Do this: Type out the material below exactly.

--- Start of Record extracts ---

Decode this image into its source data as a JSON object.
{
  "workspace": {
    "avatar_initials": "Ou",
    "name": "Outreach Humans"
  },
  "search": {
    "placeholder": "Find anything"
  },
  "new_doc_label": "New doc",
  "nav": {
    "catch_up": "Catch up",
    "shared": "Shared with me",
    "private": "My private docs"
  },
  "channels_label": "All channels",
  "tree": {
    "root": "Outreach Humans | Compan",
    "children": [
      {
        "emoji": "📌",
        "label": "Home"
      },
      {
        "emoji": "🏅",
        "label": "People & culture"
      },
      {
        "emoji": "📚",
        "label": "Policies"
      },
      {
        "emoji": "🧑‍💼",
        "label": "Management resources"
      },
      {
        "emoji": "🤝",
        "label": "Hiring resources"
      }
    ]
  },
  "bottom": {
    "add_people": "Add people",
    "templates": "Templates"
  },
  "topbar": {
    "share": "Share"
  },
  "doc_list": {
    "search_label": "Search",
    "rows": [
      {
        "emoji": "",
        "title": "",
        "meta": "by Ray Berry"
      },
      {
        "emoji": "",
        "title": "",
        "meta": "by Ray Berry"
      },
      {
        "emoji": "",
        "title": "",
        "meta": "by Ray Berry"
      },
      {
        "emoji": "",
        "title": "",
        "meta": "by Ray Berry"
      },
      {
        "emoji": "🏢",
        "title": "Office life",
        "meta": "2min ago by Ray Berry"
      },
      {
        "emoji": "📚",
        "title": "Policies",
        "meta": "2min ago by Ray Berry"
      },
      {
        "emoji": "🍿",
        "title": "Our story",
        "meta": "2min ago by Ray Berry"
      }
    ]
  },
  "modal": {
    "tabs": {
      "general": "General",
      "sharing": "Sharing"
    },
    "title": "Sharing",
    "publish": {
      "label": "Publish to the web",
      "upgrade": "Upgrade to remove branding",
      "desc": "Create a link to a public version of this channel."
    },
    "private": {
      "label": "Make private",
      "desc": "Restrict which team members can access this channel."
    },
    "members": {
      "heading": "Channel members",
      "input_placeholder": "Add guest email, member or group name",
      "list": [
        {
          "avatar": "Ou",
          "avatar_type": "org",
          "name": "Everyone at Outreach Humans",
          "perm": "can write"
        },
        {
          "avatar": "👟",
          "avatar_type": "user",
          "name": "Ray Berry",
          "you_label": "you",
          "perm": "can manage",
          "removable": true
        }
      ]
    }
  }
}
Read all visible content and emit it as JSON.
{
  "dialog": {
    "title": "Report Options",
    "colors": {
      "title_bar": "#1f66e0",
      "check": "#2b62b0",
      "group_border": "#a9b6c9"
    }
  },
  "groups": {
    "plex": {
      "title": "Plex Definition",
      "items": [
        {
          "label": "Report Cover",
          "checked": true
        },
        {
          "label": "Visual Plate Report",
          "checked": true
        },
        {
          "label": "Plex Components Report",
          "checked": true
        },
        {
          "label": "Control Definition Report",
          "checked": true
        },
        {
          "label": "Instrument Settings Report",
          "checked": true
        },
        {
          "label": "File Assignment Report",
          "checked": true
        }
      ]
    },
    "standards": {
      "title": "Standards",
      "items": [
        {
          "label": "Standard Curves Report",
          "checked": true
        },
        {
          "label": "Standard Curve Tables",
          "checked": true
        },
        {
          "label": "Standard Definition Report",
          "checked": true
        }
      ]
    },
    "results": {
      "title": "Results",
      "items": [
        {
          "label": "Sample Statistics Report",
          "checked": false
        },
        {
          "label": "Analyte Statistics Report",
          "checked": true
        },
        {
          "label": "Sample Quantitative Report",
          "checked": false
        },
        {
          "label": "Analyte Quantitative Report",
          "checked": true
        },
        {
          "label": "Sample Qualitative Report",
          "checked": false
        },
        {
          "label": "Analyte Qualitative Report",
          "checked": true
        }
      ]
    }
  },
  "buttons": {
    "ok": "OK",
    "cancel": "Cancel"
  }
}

--- End of Record extracts ---

Output below:
Decode this image into its source data as a JSON object.
{
  "workspace": {
    "avatar_initials": "Ou",
    "name": "Outreach Humans"
  },
  "search": {
    "placeholder": "Find anything"
  },
  "new_doc_label": "New doc",
  "nav": {
    "catch_up": "Catch up",
    "shared": "Shared with me",
    "private": "My private docs"
  },
  "channels_label": "All channels",
  "tree": {
    "root": "Outreach Humans | Compan",
    "children": [
      {
        "emoji": "📌",
        "label": "Home"
      },
      {
        "emoji": "🏅",
        "label": "People & culture"
      },
      {
        "emoji": "📚",
        "label": "Policies"
      },
      {
        "emoji": "🧑‍💼",
        "label": "Management resources"
      },
      {
        "emoji": "🤝",
        "label": "Hiring resources"
      }
    ]
  },
  "bottom": {
    "add_people": "Add people",
    "templates": "Templates"
  },
  "topbar": {
    "share": "Share"
  },
  "doc_list": {
    "search_label": "Search",
    "rows": [
      {
        "emoji": "",
        "title": "",
        "meta": "by Ray Berry"
      },
      {
        "emoji": "",
        "title": "",
        "meta": "by Ray Berry"
      },
      {
        "emoji": "",
        "title": "",
        "meta": "by Ray Berry"
      },
      {
        "emoji": "",
        "title": "",
        "meta": "by Ray Berry"
      },
      {
        "emoji": "🏢",
        "title": "Office life",
        "meta": "2min ago by Ray Berry"
      },
      {
        "emoji": "📚",
        "title": "Policies",
        "meta": "2min ago by Ray Berry"
      },
      {
        "emoji": "🍿",
        "title": "Our story",
        "meta": "2min ago by Ray Berry"
      }
    ]
  },
  "modal": {
    "tabs": {
      "general": "General",
      "sharing": "Sharing"
    },
    "title": "Sharing",
    "publish": {
      "label": "Publish to the web",
      "upgrade": "Upgrade to remove branding",
      "desc": "Create a link to a public version of this channel."
    },
    "private": {
      "label": "Make private",
      "desc": "Restrict which team members can access this channel."
    },
    "members": {
      "heading": "Channel members",
      "input_placeholder": "Add guest email, member or group name",
      "list": [
        {
          "avatar": "Ou",
          "avatar_type": "org",
          "name": "Everyone at Outreach Humans",
          "perm": "can write"
        },
        {
          "avatar": "👟",
          "avatar_type": "user",
          "name": "Ray Berry",
          "you_label": "you",
          "perm": "can manage",
          "removable": true
        }
      ]
    }
  }
}
Read all visible content and emit it as JSON.
{
  "dialog": {
    "title": "Report Options",
    "colors": {
      "title_bar": "#1f66e0",
      "check": "#2b62b0",
      "group_border": "#a9b6c9"
    }
  },
  "groups": {
    "plex": {
      "title": "Plex Definition",
      "items": [
        {
          "label": "Report Cover",
          "checked": true
        },
        {
          "label": "Visual Plate Report",
          "checked": true
        },
        {
          "label": "Plex Components Report",
          "checked": true
        },
        {
          "label": "Control Definition Report",
          "checked": true
        },
        {
          "label": "Instrument Settings Report",
          "checked": true
        },
        {
          "label": "File Assignment Report",
          "checked": true
        }
      ]
    },
    "standards": {
      "title": "Standards",
      "items": [
        {
          "label": "Standard Curves Report",
          "checked": true
        },
        {
          "label": "Standard Curve Tables",
          "checked": true
        },
        {
          "label": "Standard Definition Report",
          "checked": true
        }
      ]
    },
    "results": {
      "title": "Results",
      "items": [
        {
          "label": "Sample Statistics Report",
          "checked": false
        },
        {
          "label": "Analyte Statistics Report",
          "checked": true
        },
        {
          "label": "Sample Quantitative Report",
          "checked": false
        },
        {
          "label": "Analyte Quantitative Report",
          "checked": true
        },
        {
          "label": "Sample Qualitative Report",
          "checked": false
        },
        {
          "label": "Analyte Qualitative Report",
          "checked": true
        }
      ]
    }
  },
  "buttons": {
    "ok": "OK",
    "cancel": "Cancel"
  }
}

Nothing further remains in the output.